Dataset extract ::
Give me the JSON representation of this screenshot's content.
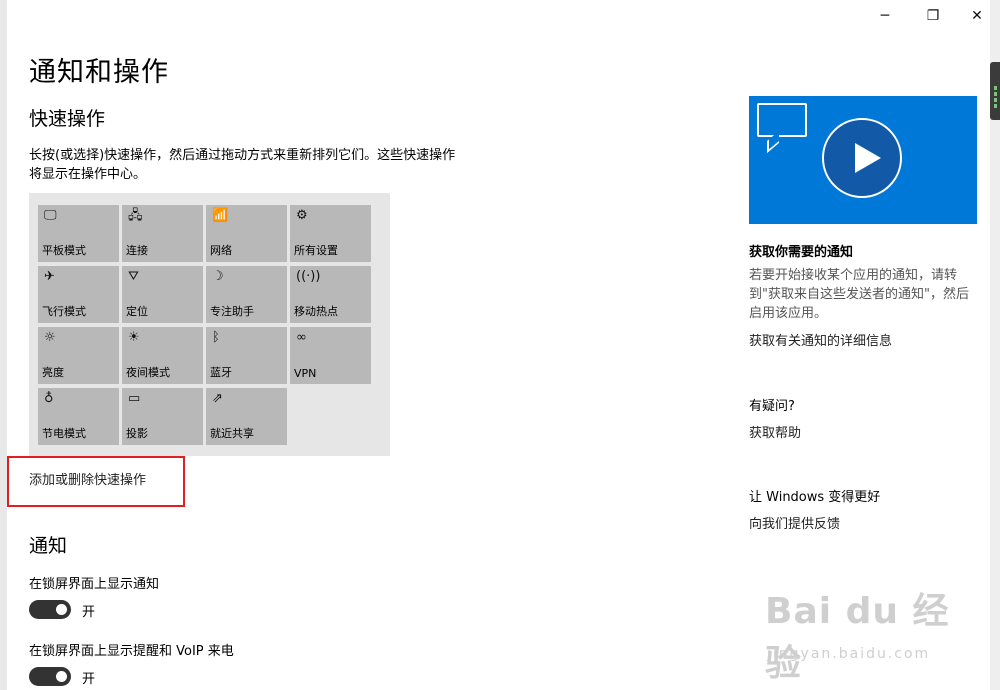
{
  "window": {
    "controls": {
      "minimize": "─",
      "maximize": "❐",
      "close": "✕"
    }
  },
  "page": {
    "title": "通知和操作",
    "quick_actions": {
      "heading": "快速操作",
      "description": "长按(或选择)快速操作，然后通过拖动方式来重新排列它们。这些快速操作将显示在操作中心。",
      "tiles": [
        {
          "label": "平板模式",
          "icon": "tablet-mode-icon",
          "glyph": "🖵"
        },
        {
          "label": "连接",
          "icon": "connect-icon",
          "glyph": "🖧"
        },
        {
          "label": "网络",
          "icon": "network-icon",
          "glyph": "📶"
        },
        {
          "label": "所有设置",
          "icon": "gear-icon",
          "glyph": "⚙"
        },
        {
          "label": "飞行模式",
          "icon": "airplane-icon",
          "glyph": "✈"
        },
        {
          "label": "定位",
          "icon": "location-icon",
          "glyph": "⛛"
        },
        {
          "label": "专注助手",
          "icon": "moon-icon",
          "glyph": "☽"
        },
        {
          "label": "移动热点",
          "icon": "hotspot-icon",
          "glyph": "((·))"
        },
        {
          "label": "亮度",
          "icon": "brightness-icon",
          "glyph": "☼"
        },
        {
          "label": "夜间模式",
          "icon": "night-light-icon",
          "glyph": "☀"
        },
        {
          "label": "蓝牙",
          "icon": "bluetooth-icon",
          "glyph": "ᛒ"
        },
        {
          "label": "VPN",
          "icon": "vpn-icon",
          "glyph": "∞"
        },
        {
          "label": "节电模式",
          "icon": "battery-saver-icon",
          "glyph": "♁"
        },
        {
          "label": "投影",
          "icon": "project-icon",
          "glyph": "▭"
        },
        {
          "label": "就近共享",
          "icon": "nearby-share-icon",
          "glyph": "⇗"
        }
      ],
      "add_remove_link": "添加或删除快速操作"
    },
    "notifications": {
      "heading": "通知",
      "lock_screen_label": "在锁屏界面上显示通知",
      "lock_screen_state": "开",
      "voip_label": "在锁屏界面上显示提醒和 VoIP 来电",
      "voip_state": "开"
    }
  },
  "sidebar": {
    "get_notifications_title": "获取你需要的通知",
    "get_notifications_text": "若要开始接收某个应用的通知，请转到\"获取来自这些发送者的通知\"，然后启用该应用。",
    "more_info_link": "获取有关通知的详细信息",
    "questions_title": "有疑问?",
    "help_link": "获取帮助",
    "improve_title": "让 Windows 变得更好",
    "feedback_link": "向我们提供反馈"
  },
  "watermark": {
    "main": "Bai du 经验",
    "sub": "jingyan.baidu.com"
  },
  "colors": {
    "accent": "#0078d7",
    "tile_bg": "#b8b8b8",
    "panel_bg": "#e6e6e6",
    "highlight": "#e02020"
  }
}
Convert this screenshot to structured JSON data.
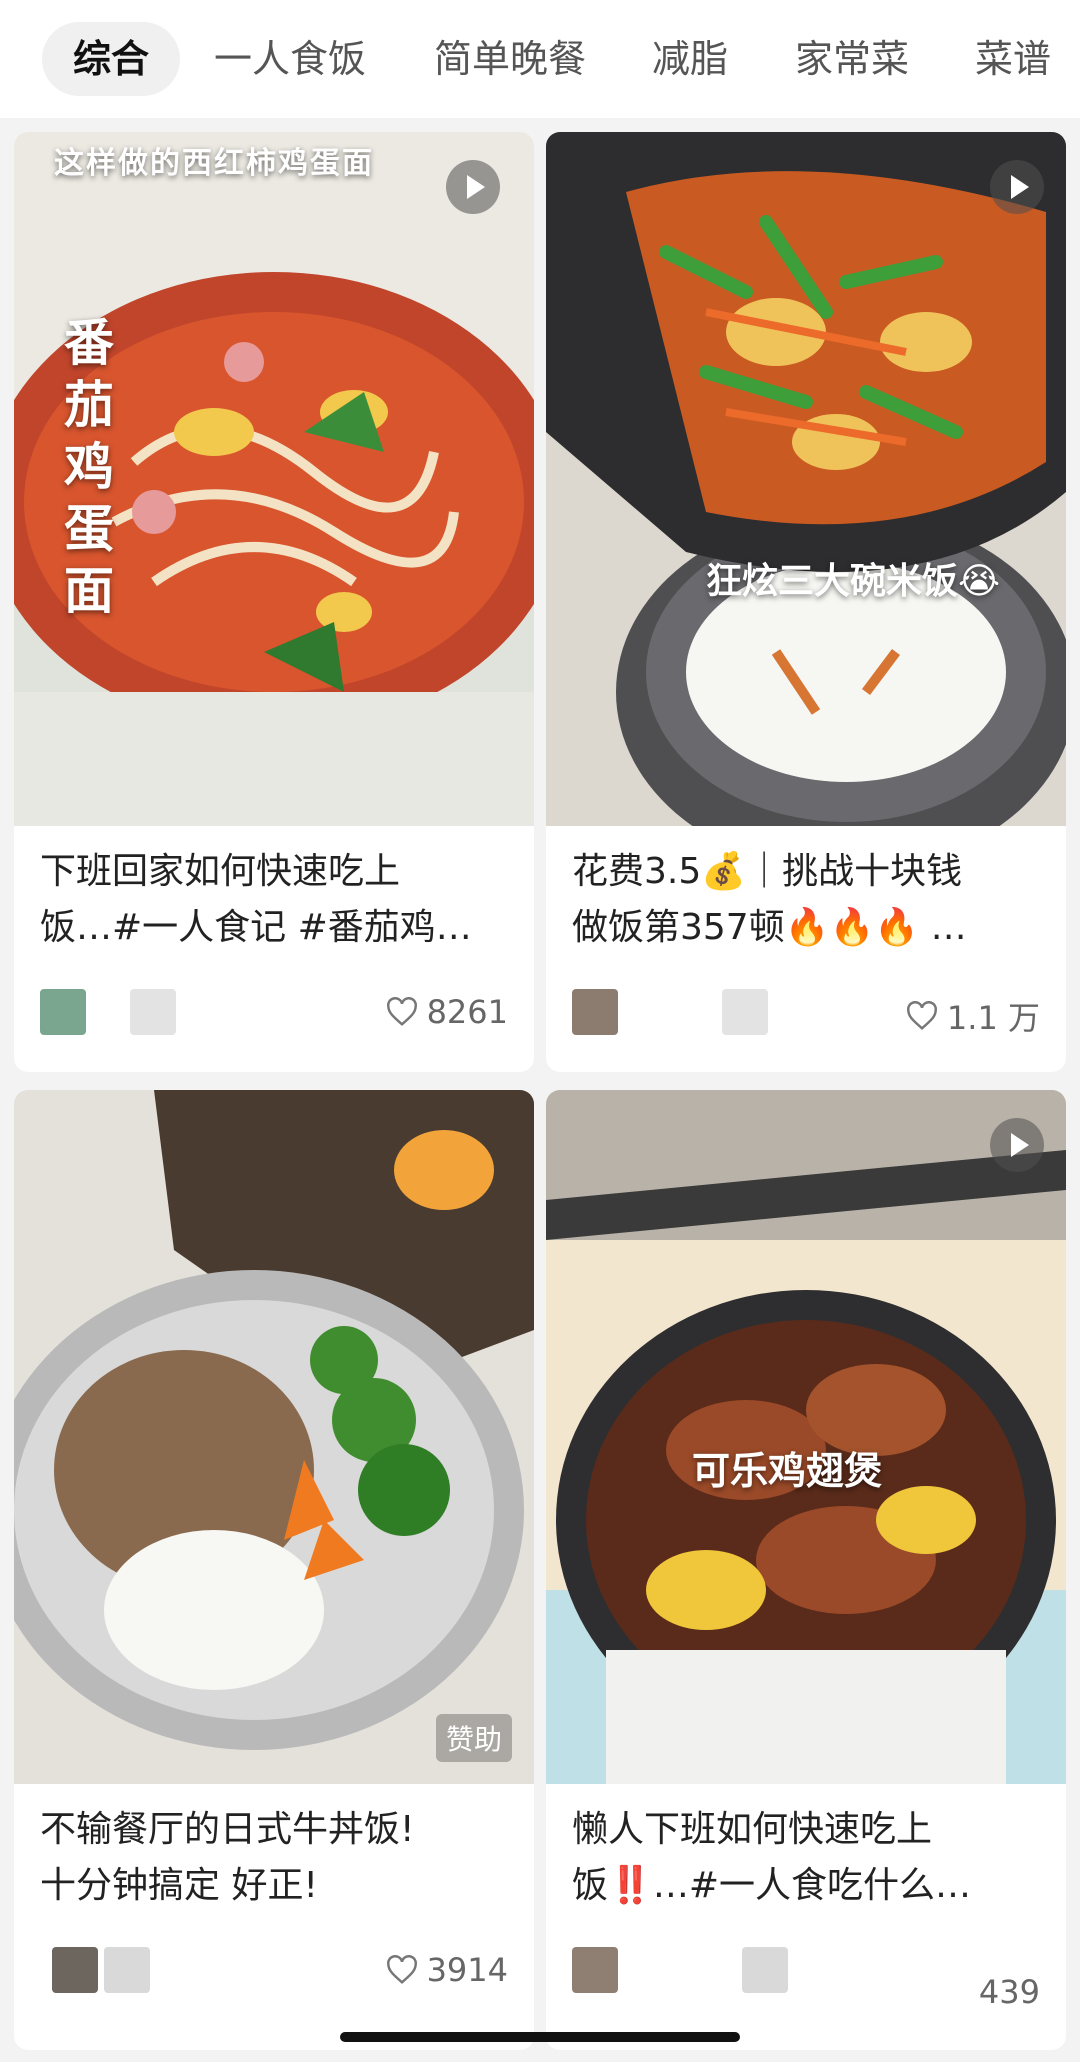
{
  "tabs": [
    {
      "label": "综合",
      "active": true
    },
    {
      "label": "一人食饭"
    },
    {
      "label": "简单晚餐"
    },
    {
      "label": "减脂"
    },
    {
      "label": "家常菜"
    },
    {
      "label": "菜谱"
    }
  ],
  "cards": [
    {
      "image_caption_top": "这样做的西红柿鸡蛋面",
      "image_caption_vertical": "番茄鸡蛋面",
      "title_line1": "下班回家如何快速吃上",
      "title_line2": "饭…#一人食记 #番茄鸡…",
      "likes": "8261",
      "is_video": true
    },
    {
      "image_caption": "狂炫三大碗米饭😭",
      "title_line1": "花费3.5💰｜挑战十块钱",
      "title_line2": "做饭第357顿🔥🔥🔥 …",
      "likes": "1.1 万",
      "is_video": true
    },
    {
      "title_line1": "不输餐厅的日式牛丼饭!",
      "title_line2": "十分钟搞定 好正!",
      "likes": "3914",
      "sponsor_label": "赞助"
    },
    {
      "image_caption": "可乐鸡翅煲",
      "title_line1": "懒人下班如何快速吃上",
      "title_line2": "饭‼️…#一人食吃什么…",
      "likes": "439",
      "is_video": true
    }
  ],
  "colors": {
    "background": "#f3f3f3",
    "card": "#ffffff",
    "active_tab_bg": "#f0f0f0"
  }
}
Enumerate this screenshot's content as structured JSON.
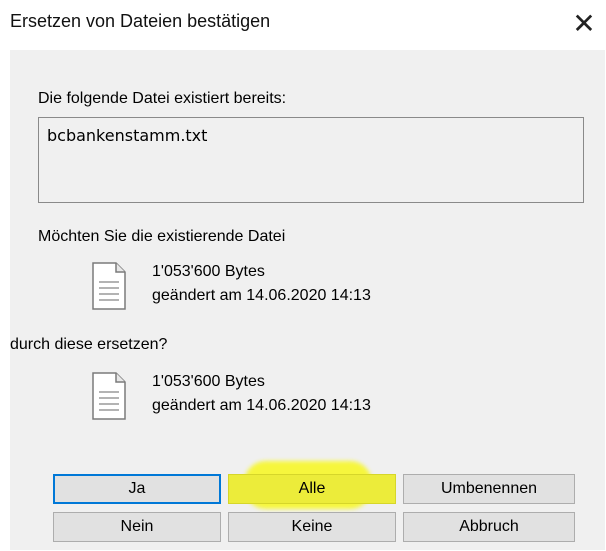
{
  "dialog": {
    "title": "Ersetzen von Dateien bestätigen",
    "close_symbol": "✕"
  },
  "message": {
    "exists_label": "Die folgende Datei existiert bereits:",
    "filename": "bcbankenstamm.txt",
    "question_existing": "Möchten Sie die existierende Datei",
    "question_replace": "durch diese ersetzen?"
  },
  "existing_file": {
    "size": "1'053'600 Bytes",
    "modified": "geändert am 14.06.2020 14:13",
    "icon": "document-icon"
  },
  "new_file": {
    "size": "1'053'600 Bytes",
    "modified": "geändert am 14.06.2020 14:13",
    "icon": "document-icon"
  },
  "buttons": {
    "ja": "Ja",
    "alle": "Alle",
    "umbenennen": "Umbenennen",
    "nein": "Nein",
    "keine": "Keine",
    "abbruch": "Abbruch"
  },
  "colors": {
    "default_button_border": "#0078d7",
    "highlight": "#f7f72a"
  }
}
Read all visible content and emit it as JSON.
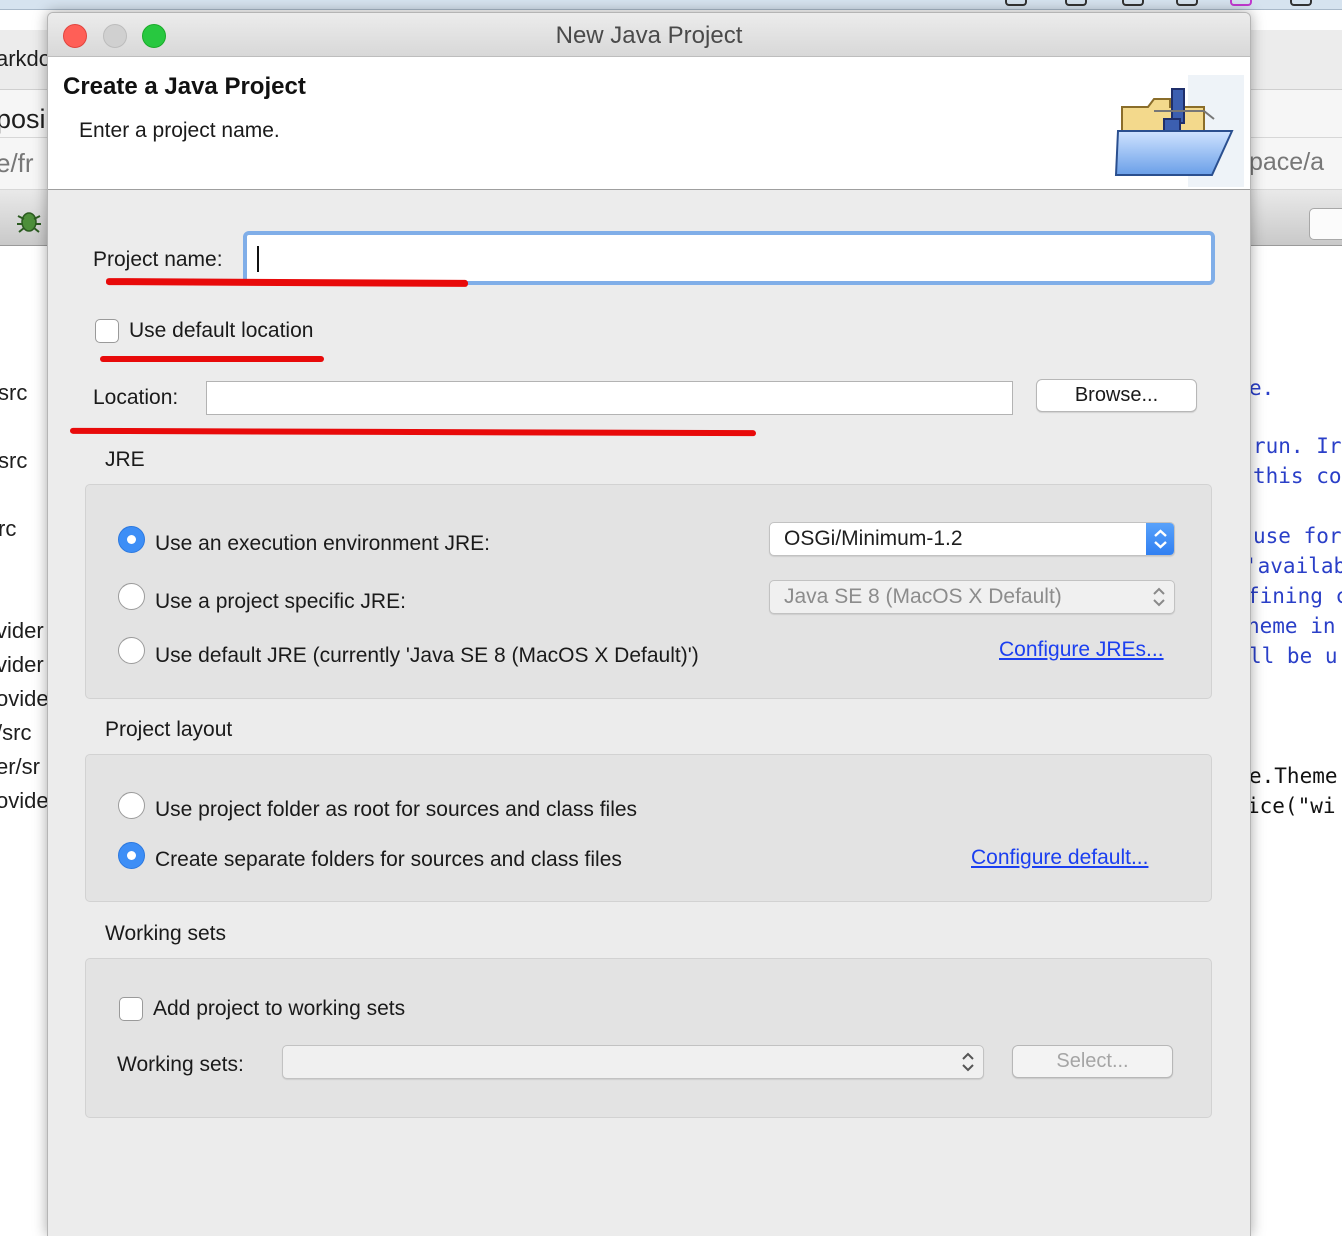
{
  "dialog": {
    "title": "New Java Project",
    "banner": {
      "heading": "Create a Java Project",
      "subheading": "Enter a project name."
    },
    "project_name": {
      "label": "Project name:",
      "value": ""
    },
    "use_default_location": {
      "label": "Use default location",
      "checked": false
    },
    "location": {
      "label": "Location:",
      "value": "",
      "browse_label": "Browse..."
    },
    "jre": {
      "title": "JRE",
      "option_execution_env": "Use an execution environment JRE:",
      "option_project_specific": "Use a project specific JRE:",
      "option_default": "Use default JRE (currently 'Java SE 8 (MacOS X Default)')",
      "selected_option": "execution_env",
      "execution_env_value": "OSGi/Minimum-1.2",
      "project_specific_value": "Java SE 8 (MacOS X Default)",
      "configure_link": "Configure JREs..."
    },
    "project_layout": {
      "title": "Project layout",
      "option_root": "Use project folder as root for sources and class files",
      "option_separate": "Create separate folders for sources and class files",
      "selected_option": "separate",
      "configure_link": "Configure default..."
    },
    "working_sets": {
      "title": "Working sets",
      "add_label": "Add project to working sets",
      "add_checked": false,
      "label": "Working sets:",
      "value": "",
      "select_label": "Select..."
    }
  },
  "background": {
    "left_fragments": [
      "arkdo",
      "posi",
      "e/fr",
      "src",
      "src",
      "rc",
      "vider",
      "vider",
      "ovide",
      "/src",
      "er/sr",
      "ovide"
    ],
    "right_fragments": [
      "pace/a",
      "e.",
      "run. Ir",
      "this co",
      "use for",
      "'availab",
      "fining c",
      "heme in",
      "ll be u",
      "e.Theme",
      "ice(\"wi"
    ]
  },
  "annotations": {
    "underline_color": "#e80a0a"
  }
}
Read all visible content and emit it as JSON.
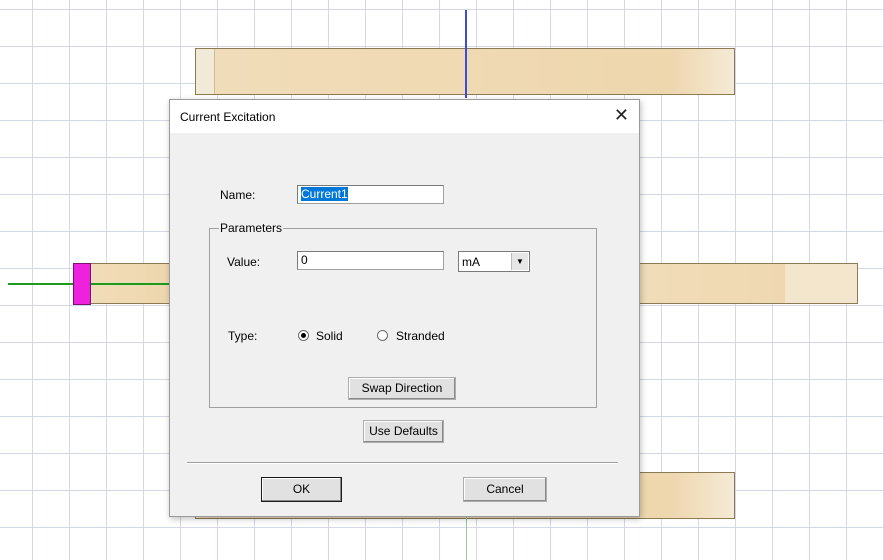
{
  "dialog": {
    "title": "Current Excitation",
    "name_label": "Name:",
    "name_value": "Current1",
    "group_label": "Parameters",
    "value_label": "Value:",
    "value_value": "0",
    "unit_selected": "mA",
    "type_label": "Type:",
    "type_options": [
      "Solid",
      "Stranded"
    ],
    "type_selected": "Solid",
    "swap_label": "Swap Direction",
    "defaults_label": "Use Defaults",
    "ok_label": "OK",
    "cancel_label": "Cancel"
  },
  "icons": {
    "close": "close-icon",
    "dropdown": "chevron-down-icon"
  },
  "colors": {
    "coil_fill": "#efd9b2",
    "terminal": "#ee22dd",
    "axis_blue": "#3a4dd8",
    "axis_green": "#1e9a1e",
    "selection": "#0078d7"
  }
}
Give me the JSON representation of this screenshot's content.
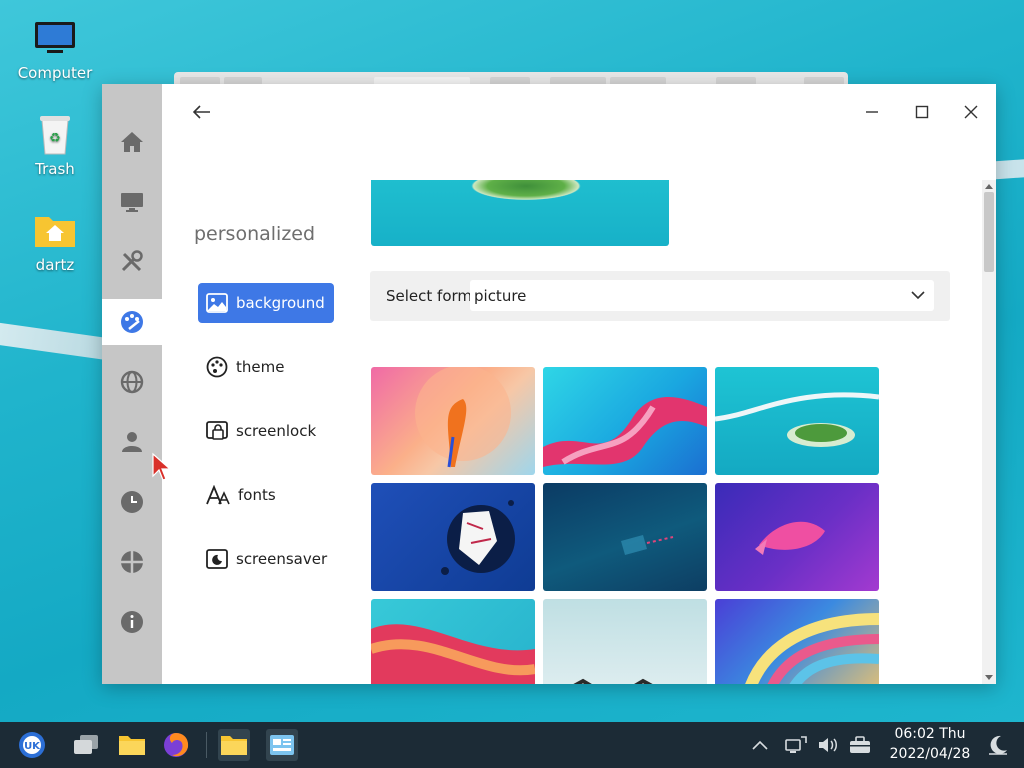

Given problem :: Wherever the word "files" occurs in a line of the listing, copy that line.

Exercise result ::
      "option_root": "Use project folder as root for sources and class files",
      "option_separate": "Create separate folders for sources and class files",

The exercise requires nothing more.